#### PROVIDED ENTRIES ####

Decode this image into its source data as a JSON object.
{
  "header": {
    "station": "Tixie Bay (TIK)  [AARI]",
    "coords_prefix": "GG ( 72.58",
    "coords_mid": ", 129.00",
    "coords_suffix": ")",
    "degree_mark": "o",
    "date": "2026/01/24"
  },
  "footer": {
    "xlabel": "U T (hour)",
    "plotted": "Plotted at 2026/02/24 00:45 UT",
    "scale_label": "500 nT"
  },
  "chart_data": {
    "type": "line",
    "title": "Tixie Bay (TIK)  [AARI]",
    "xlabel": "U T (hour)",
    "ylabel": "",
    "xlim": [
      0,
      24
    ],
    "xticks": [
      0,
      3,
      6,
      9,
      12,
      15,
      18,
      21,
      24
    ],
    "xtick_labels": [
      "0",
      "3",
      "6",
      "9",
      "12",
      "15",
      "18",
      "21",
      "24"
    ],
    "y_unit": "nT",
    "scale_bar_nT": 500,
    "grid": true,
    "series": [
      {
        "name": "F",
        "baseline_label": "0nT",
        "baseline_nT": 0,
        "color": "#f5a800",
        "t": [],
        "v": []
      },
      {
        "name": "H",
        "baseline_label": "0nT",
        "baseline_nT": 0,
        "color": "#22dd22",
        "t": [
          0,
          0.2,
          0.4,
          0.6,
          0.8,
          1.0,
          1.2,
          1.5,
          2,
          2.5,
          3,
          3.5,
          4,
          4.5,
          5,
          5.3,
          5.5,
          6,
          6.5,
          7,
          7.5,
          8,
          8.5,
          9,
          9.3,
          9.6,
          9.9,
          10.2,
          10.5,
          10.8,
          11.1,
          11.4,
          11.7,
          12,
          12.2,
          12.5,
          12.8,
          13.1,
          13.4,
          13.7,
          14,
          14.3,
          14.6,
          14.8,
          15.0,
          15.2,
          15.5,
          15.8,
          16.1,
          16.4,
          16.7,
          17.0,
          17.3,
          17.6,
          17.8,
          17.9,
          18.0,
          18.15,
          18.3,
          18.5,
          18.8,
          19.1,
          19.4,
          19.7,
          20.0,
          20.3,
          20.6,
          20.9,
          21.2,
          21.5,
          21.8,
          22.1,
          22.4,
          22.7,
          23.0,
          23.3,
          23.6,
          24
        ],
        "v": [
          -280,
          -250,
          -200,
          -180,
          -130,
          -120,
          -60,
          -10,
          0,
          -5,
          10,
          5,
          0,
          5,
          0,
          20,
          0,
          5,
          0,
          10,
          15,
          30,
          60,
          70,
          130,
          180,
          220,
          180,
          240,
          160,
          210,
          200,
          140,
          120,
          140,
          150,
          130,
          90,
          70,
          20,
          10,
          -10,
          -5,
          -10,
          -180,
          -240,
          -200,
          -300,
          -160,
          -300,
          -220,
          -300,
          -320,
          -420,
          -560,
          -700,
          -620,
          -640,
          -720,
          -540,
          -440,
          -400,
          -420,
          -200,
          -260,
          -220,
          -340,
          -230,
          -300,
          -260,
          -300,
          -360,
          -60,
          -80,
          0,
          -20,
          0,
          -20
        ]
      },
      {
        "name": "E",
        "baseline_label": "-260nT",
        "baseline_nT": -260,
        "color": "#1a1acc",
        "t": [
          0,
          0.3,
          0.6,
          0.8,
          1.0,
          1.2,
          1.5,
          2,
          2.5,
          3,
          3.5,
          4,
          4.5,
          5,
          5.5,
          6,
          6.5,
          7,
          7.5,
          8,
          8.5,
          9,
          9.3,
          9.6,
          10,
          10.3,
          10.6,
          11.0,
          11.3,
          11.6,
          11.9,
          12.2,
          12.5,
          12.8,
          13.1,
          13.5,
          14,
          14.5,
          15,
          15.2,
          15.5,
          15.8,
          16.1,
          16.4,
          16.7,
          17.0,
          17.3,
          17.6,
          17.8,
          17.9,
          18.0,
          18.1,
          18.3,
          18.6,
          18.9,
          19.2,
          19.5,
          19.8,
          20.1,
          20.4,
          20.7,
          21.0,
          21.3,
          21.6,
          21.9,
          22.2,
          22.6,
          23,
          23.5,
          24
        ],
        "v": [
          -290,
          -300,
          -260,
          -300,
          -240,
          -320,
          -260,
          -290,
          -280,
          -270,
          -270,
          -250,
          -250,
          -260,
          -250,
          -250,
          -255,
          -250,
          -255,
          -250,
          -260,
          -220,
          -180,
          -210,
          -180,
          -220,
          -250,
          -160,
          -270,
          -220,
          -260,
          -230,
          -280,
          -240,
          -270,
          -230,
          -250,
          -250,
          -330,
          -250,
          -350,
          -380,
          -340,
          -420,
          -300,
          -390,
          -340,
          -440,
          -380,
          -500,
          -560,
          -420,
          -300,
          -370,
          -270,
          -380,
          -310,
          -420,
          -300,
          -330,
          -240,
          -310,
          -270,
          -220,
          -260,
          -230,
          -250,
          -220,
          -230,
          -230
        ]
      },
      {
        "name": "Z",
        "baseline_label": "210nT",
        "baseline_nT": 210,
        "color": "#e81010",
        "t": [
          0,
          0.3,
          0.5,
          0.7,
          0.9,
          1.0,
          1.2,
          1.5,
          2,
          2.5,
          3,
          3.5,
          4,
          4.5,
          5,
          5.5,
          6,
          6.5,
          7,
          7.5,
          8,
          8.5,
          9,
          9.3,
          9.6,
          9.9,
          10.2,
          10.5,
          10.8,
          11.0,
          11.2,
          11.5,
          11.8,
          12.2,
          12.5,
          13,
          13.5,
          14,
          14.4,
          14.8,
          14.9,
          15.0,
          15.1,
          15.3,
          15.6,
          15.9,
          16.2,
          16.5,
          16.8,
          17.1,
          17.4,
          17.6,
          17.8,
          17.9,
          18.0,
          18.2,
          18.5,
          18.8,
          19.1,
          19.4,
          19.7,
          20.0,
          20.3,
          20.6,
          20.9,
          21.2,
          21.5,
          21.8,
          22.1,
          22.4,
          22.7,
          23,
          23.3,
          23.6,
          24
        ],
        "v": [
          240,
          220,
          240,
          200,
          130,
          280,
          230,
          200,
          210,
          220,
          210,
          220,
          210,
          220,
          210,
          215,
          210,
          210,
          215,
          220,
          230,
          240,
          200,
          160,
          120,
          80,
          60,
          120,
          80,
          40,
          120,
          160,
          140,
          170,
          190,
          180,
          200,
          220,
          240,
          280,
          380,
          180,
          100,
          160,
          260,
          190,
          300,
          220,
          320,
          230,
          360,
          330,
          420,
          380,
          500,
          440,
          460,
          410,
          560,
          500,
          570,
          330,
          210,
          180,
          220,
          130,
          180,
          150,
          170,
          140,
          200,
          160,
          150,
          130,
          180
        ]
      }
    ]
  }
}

####

* [WHAT THIS TASK INVOLVES]
Count how many lines above carry the word "AARI". Only the number is required.

* [REPLY]
2